=== Section Start ===

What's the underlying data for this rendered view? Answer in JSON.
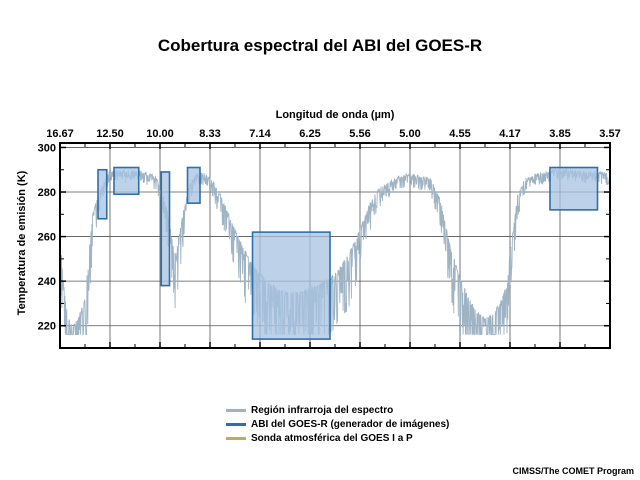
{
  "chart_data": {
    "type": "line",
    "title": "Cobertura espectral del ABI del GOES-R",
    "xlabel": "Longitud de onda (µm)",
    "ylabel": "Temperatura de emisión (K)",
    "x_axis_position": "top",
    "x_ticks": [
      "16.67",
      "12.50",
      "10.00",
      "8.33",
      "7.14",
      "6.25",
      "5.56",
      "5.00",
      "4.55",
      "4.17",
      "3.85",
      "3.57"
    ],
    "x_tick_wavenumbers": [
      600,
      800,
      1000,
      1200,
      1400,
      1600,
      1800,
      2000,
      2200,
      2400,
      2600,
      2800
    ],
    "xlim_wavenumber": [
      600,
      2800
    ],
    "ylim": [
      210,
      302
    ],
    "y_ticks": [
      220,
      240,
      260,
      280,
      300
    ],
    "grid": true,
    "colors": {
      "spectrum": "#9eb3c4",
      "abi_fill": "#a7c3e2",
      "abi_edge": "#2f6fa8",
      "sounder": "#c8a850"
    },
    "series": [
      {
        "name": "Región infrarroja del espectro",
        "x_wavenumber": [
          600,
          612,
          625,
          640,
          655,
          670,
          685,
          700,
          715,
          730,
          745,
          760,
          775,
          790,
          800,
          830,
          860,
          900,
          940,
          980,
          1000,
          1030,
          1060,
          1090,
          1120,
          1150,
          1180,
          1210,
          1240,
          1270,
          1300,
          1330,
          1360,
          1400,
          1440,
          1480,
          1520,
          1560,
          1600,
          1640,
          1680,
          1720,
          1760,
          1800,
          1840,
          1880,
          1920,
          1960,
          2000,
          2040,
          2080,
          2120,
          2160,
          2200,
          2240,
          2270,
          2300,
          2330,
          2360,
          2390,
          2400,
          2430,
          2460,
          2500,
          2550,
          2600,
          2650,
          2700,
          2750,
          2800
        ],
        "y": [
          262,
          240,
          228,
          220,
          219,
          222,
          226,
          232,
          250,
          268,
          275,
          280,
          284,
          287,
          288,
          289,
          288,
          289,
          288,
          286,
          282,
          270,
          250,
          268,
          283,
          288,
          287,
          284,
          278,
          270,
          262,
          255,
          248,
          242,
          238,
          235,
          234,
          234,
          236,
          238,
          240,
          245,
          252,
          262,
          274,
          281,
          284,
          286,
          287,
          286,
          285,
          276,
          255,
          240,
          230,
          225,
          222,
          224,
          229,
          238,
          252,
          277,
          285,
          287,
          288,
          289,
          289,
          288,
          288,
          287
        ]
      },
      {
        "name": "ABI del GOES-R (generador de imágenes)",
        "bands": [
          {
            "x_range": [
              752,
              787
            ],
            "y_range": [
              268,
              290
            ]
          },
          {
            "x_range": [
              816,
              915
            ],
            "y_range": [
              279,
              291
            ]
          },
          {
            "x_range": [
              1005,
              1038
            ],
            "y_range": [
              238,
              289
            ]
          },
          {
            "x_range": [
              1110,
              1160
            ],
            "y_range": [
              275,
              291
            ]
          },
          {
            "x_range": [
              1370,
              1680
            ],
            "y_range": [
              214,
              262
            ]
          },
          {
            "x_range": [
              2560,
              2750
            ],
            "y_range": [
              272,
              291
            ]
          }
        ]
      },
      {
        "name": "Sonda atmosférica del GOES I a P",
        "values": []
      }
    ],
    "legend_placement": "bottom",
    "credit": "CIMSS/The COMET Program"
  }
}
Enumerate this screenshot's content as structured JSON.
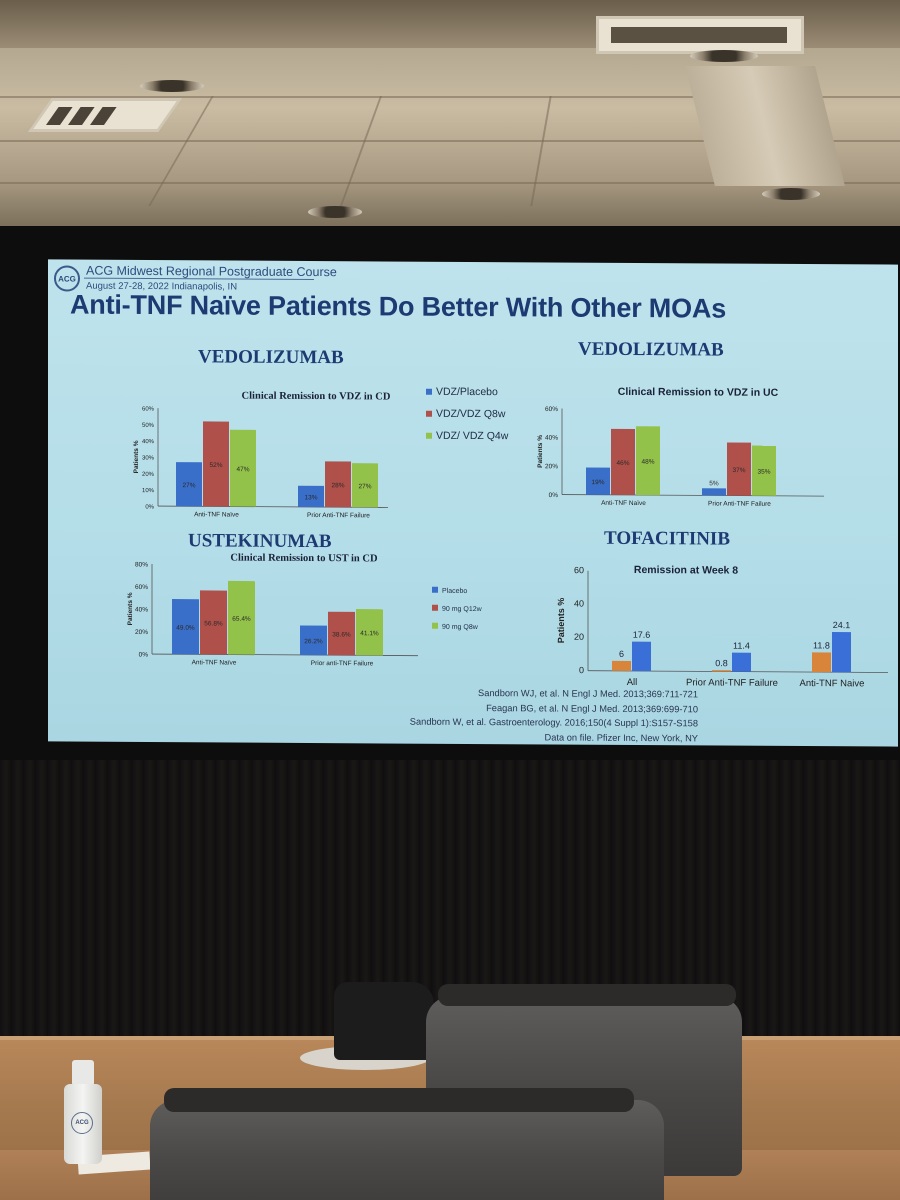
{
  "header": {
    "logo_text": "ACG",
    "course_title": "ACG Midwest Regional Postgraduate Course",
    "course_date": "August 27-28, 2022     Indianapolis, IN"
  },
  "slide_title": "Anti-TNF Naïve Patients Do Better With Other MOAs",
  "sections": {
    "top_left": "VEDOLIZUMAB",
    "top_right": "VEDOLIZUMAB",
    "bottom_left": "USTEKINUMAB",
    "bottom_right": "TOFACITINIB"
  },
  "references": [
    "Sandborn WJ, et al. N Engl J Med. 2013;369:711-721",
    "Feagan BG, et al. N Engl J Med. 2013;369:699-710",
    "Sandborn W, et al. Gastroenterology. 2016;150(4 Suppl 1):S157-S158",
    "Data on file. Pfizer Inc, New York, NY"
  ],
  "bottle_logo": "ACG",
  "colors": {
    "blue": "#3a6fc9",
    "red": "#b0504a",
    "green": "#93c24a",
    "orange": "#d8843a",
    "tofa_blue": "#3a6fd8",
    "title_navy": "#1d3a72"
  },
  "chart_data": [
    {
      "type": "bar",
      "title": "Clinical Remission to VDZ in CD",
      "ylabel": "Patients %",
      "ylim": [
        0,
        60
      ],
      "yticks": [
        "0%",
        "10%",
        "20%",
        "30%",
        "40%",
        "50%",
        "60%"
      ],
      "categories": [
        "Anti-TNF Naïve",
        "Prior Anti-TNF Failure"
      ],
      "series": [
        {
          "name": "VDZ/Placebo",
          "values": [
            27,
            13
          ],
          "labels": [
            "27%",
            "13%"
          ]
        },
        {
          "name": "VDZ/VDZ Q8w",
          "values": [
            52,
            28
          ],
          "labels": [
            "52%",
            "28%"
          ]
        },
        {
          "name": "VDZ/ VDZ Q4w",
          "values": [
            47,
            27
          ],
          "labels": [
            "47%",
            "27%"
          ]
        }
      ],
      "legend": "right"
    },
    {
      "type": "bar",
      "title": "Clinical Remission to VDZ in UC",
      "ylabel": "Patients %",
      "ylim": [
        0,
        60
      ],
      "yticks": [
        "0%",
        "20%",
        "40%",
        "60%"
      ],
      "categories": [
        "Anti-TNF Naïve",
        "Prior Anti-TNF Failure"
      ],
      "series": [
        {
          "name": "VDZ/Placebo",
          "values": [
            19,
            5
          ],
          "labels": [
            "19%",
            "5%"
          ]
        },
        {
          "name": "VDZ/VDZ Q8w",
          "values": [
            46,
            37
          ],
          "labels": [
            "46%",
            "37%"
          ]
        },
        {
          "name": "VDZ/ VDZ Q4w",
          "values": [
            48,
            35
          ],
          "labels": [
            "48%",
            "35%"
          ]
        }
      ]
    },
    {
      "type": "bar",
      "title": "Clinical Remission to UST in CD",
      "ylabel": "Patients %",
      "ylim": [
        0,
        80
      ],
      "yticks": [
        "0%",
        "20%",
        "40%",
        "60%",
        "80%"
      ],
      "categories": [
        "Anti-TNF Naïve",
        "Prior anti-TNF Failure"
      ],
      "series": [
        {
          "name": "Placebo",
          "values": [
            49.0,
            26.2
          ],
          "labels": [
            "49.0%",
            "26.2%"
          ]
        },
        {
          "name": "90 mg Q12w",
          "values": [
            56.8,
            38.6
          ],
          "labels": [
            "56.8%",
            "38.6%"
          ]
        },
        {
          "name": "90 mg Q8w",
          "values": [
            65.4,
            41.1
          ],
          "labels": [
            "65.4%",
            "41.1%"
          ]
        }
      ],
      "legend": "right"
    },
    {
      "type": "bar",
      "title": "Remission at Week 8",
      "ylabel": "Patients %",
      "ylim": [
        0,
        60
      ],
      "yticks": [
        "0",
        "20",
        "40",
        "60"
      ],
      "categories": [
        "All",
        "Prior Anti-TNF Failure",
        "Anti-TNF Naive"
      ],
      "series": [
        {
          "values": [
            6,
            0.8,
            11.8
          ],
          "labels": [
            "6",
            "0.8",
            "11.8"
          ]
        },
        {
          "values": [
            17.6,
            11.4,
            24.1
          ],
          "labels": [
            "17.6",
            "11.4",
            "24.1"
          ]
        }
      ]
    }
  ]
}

=== Section End ===

Work item:
How many lines of the entries contain the string "Prior"? Answer with a number and no other words.

Task solution:
4